— Items —
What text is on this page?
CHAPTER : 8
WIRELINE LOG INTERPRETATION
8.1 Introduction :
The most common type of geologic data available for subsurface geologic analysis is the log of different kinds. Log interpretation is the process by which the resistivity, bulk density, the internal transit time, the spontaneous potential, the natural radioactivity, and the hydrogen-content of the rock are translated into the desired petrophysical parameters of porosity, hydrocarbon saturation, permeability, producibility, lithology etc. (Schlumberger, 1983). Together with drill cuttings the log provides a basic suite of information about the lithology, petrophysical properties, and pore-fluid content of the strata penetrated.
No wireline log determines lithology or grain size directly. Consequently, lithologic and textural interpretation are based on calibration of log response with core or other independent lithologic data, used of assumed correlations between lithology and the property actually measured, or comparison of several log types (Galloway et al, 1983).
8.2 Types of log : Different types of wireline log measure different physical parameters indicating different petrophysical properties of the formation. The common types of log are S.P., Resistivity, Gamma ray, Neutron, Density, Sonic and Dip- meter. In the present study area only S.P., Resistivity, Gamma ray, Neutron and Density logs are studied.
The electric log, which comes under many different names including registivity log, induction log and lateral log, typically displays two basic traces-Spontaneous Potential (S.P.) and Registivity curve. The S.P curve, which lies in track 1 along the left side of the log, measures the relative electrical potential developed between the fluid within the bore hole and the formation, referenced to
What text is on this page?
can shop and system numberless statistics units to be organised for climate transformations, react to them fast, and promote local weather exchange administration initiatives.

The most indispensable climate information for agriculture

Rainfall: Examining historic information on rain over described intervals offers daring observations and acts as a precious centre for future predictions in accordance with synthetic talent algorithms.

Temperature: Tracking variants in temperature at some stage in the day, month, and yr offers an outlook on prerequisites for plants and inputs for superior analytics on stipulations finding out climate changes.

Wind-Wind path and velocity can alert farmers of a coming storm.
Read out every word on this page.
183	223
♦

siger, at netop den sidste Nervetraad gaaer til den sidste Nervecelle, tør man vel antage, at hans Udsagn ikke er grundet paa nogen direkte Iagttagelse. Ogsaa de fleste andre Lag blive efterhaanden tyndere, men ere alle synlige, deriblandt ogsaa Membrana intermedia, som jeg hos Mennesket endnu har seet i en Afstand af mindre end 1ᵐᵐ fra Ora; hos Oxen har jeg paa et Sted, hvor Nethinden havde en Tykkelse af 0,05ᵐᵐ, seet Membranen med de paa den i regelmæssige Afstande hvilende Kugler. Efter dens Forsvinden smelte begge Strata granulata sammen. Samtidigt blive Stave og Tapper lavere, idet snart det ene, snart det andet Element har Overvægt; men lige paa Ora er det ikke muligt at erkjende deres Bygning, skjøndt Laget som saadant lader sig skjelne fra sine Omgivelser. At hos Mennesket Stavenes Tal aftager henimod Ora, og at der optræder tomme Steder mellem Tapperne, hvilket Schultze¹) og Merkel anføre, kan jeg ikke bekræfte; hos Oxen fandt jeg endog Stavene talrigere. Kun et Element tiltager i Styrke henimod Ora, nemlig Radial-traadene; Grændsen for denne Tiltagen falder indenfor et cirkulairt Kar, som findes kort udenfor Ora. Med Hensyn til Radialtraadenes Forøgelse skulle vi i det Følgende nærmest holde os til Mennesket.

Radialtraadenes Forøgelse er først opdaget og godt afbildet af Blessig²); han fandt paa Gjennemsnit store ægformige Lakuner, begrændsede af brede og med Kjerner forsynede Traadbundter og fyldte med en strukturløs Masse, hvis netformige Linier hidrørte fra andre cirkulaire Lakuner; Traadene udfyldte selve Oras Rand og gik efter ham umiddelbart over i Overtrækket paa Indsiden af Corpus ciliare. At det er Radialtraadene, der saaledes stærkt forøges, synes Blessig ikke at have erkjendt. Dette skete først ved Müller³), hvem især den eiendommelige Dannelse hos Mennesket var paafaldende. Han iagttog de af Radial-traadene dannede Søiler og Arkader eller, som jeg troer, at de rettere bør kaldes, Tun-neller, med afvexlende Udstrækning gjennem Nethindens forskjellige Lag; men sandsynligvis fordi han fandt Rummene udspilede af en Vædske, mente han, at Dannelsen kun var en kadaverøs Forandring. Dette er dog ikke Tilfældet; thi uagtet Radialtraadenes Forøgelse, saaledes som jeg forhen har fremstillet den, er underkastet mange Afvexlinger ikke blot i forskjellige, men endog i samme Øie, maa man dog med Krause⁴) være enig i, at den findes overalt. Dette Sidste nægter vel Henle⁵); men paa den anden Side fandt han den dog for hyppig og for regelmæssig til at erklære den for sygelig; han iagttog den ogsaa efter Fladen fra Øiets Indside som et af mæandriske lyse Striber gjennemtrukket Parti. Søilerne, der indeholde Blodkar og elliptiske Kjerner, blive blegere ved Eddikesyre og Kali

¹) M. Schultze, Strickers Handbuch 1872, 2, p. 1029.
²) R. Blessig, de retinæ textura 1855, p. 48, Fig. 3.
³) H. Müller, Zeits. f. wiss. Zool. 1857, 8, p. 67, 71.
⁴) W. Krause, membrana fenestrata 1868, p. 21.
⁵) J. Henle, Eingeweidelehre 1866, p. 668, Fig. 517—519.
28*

— Requirement —
Every record above should be output exactly.

— Solution —
What text is on this page?
CHAPTER : 8
WIRELINE LOG INTERPRETATION
8.1 Introduction :
The most common type of geologic data available for subsurface geologic analysis is the log of different kinds. Log interpretation is the process by which the resistivity, bulk density, the internal transit time, the spontaneous potential, the natural radioactivity, and the hydrogen-content of the rock are translated into the desired petrophysical parameters of porosity, hydrocarbon saturation, permeability, producibility, lithology etc. (Schlumberger, 1983). Together with drill cuttings the log provides a basic suite of information about the lithology, petrophysical properties, and pore-fluid content of the strata penetrated.
No wireline log determines lithology or grain size directly. Consequently, lithologic and textural interpretation are based on calibration of log response with core or other independent lithologic data, used of assumed correlations between lithology and the property actually measured, or comparison of several log types (Galloway et al, 1983).
8.2 Types of log : Different types of wireline log measure different physical parameters indicating different petrophysical properties of the formation. The common types of log are S.P., Resistivity, Gamma ray, Neutron, Density, Sonic and Dip- meter. In the present study area only S.P., Resistivity, Gamma ray, Neutron and Density logs are studied.
The electric log, which comes under many different names including registivity log, induction log and lateral log, typically displays two basic traces-Spontaneous Potential (S.P.) and Registivity curve. The S.P curve, which lies in track 1 along the left side of the log, measures the relative electrical potential developed between the fluid within the bore hole and the formation, referenced to
What text is on this page?
can shop and system numberless statistics units to be organised for climate transformations, react to them fast, and promote local weather exchange administration initiatives.

The most indispensable climate information for agriculture

Rainfall: Examining historic information on rain over described intervals offers daring observations and acts as a precious centre for future predictions in accordance with synthetic talent algorithms.

Temperature: Tracking variants in temperature at some stage in the day, month, and yr offers an outlook on prerequisites for plants and inputs for superior analytics on stipulations finding out climate changes.

Wind-Wind path and velocity can alert farmers of a coming storm.
Read out every word on this page.
183	223
♦

siger, at netop den sidste Nervetraad gaaer til den sidste Nervecelle, tør man vel antage, at hans Udsagn ikke er grundet paa nogen direkte Iagttagelse. Ogsaa de fleste andre Lag blive efterhaanden tyndere, men ere alle synlige, deriblandt ogsaa Membrana intermedia, som jeg hos Mennesket endnu har seet i en Afstand af mindre end 1ᵐᵐ fra Ora; hos Oxen har jeg paa et Sted, hvor Nethinden havde en Tykkelse af 0,05ᵐᵐ, seet Membranen med de paa den i regelmæssige Afstande hvilende Kugler. Efter dens Forsvinden smelte begge Strata granulata sammen. Samtidigt blive Stave og Tapper lavere, idet snart det ene, snart det andet Element har Overvægt; men lige paa Ora er det ikke muligt at erkjende deres Bygning, skjøndt Laget som saadant lader sig skjelne fra sine Omgivelser. At hos Mennesket Stavenes Tal aftager henimod Ora, og at der optræder tomme Steder mellem Tapperne, hvilket Schultze¹) og Merkel anføre, kan jeg ikke bekræfte; hos Oxen fandt jeg endog Stavene talrigere. Kun et Element tiltager i Styrke henimod Ora, nemlig Radial-traadene; Grændsen for denne Tiltagen falder indenfor et cirkulairt Kar, som findes kort udenfor Ora. Med Hensyn til Radialtraadenes Forøgelse skulle vi i det Følgende nærmest holde os til Mennesket.

Radialtraadenes Forøgelse er først opdaget og godt afbildet af Blessig²); han fandt paa Gjennemsnit store ægformige Lakuner, begrændsede af brede og med Kjerner forsynede Traadbundter og fyldte med en strukturløs Masse, hvis netformige Linier hidrørte fra andre cirkulaire Lakuner; Traadene udfyldte selve Oras Rand og gik efter ham umiddelbart over i Overtrækket paa Indsiden af Corpus ciliare. At det er Radialtraadene, der saaledes stærkt forøges, synes Blessig ikke at have erkjendt. Dette skete først ved Müller³), hvem især den eiendommelige Dannelse hos Mennesket var paafaldende. Han iagttog de af Radial-traadene dannede Søiler og Arkader eller, som jeg troer, at de rettere bør kaldes, Tun-neller, med afvexlende Udstrækning gjennem Nethindens forskjellige Lag; men sandsynligvis fordi han fandt Rummene udspilede af en Vædske, mente han, at Dannelsen kun var en kadaverøs Forandring. Dette er dog ikke Tilfældet; thi uagtet Radialtraadenes Forøgelse, saaledes som jeg forhen har fremstillet den, er underkastet mange Afvexlinger ikke blot i forskjellige, men endog i samme Øie, maa man dog med Krause⁴) være enig i, at den findes overalt. Dette Sidste nægter vel Henle⁵); men paa den anden Side fandt han den dog for hyppig og for regelmæssig til at erklære den for sygelig; han iagttog den ogsaa efter Fladen fra Øiets Indside som et af mæandriske lyse Striber gjennemtrukket Parti. Søilerne, der indeholde Blodkar og elliptiske Kjerner, blive blegere ved Eddikesyre og Kali

¹) M. Schultze, Strickers Handbuch 1872, 2, p. 1029.
²) R. Blessig, de retinæ textura 1855, p. 48, Fig. 3.
³) H. Müller, Zeits. f. wiss. Zool. 1857, 8, p. 67, 71.
⁴) W. Krause, membrana fenestrata 1868, p. 21.
⁵) J. Henle, Eingeweidelehre 1866, p. 668, Fig. 517—519.
28*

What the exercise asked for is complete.